[Start]
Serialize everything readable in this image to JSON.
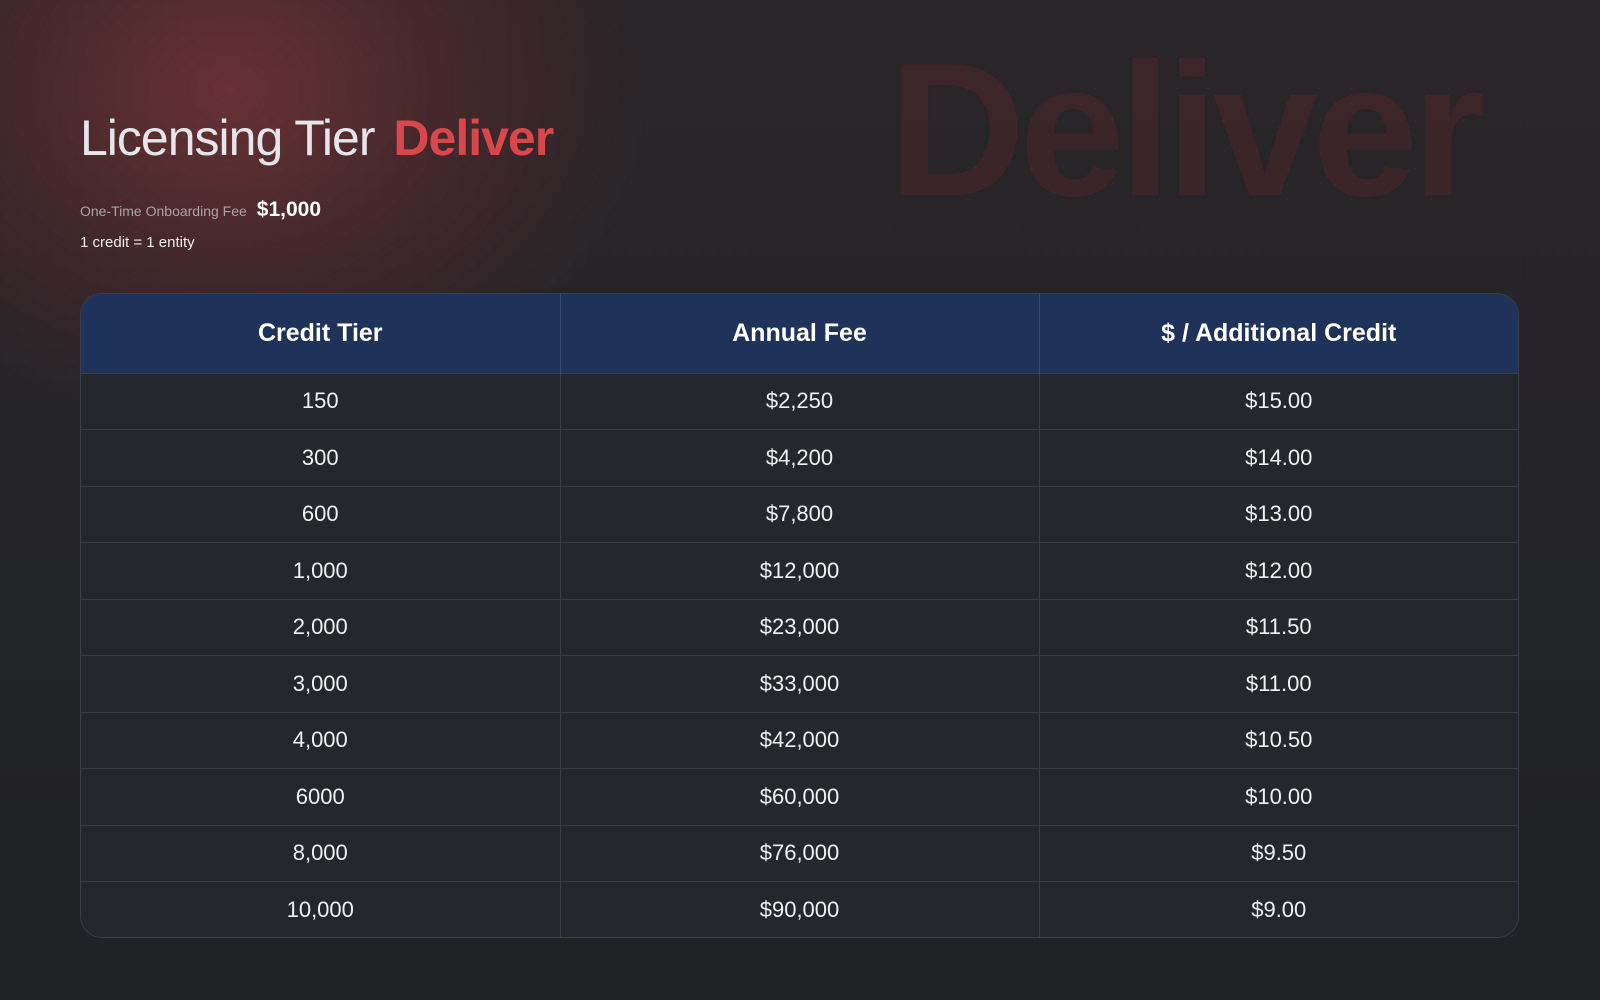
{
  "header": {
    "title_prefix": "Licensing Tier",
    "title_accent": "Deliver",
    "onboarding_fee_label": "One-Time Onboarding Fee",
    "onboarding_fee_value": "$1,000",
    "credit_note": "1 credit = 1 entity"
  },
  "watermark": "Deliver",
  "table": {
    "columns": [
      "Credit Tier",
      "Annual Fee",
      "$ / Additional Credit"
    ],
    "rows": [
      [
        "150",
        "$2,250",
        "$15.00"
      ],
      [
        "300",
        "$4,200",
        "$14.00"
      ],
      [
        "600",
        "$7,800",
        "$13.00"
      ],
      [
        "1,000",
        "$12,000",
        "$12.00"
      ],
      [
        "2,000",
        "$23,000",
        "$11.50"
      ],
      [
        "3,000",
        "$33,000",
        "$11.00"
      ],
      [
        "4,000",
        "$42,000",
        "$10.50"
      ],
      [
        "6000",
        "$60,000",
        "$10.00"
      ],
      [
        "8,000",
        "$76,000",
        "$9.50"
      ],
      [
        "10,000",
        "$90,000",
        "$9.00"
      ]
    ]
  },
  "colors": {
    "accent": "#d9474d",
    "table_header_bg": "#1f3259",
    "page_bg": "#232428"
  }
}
[End]
* _Set task_: Write the records out again in full, exactly, and skip every picture.

* _Solved problem_:
Serialize everything readable in this image to JSON.
{
  "header": {
    "title_prefix": "Licensing Tier",
    "title_accent": "Deliver",
    "onboarding_fee_label": "One-Time Onboarding Fee",
    "onboarding_fee_value": "$1,000",
    "credit_note": "1 credit = 1 entity"
  },
  "watermark": "Deliver",
  "table": {
    "columns": [
      "Credit Tier",
      "Annual Fee",
      "$ / Additional Credit"
    ],
    "rows": [
      [
        "150",
        "$2,250",
        "$15.00"
      ],
      [
        "300",
        "$4,200",
        "$14.00"
      ],
      [
        "600",
        "$7,800",
        "$13.00"
      ],
      [
        "1,000",
        "$12,000",
        "$12.00"
      ],
      [
        "2,000",
        "$23,000",
        "$11.50"
      ],
      [
        "3,000",
        "$33,000",
        "$11.00"
      ],
      [
        "4,000",
        "$42,000",
        "$10.50"
      ],
      [
        "6000",
        "$60,000",
        "$10.00"
      ],
      [
        "8,000",
        "$76,000",
        "$9.50"
      ],
      [
        "10,000",
        "$90,000",
        "$9.00"
      ]
    ]
  },
  "colors": {
    "accent": "#d9474d",
    "table_header_bg": "#1f3259",
    "page_bg": "#232428"
  }
}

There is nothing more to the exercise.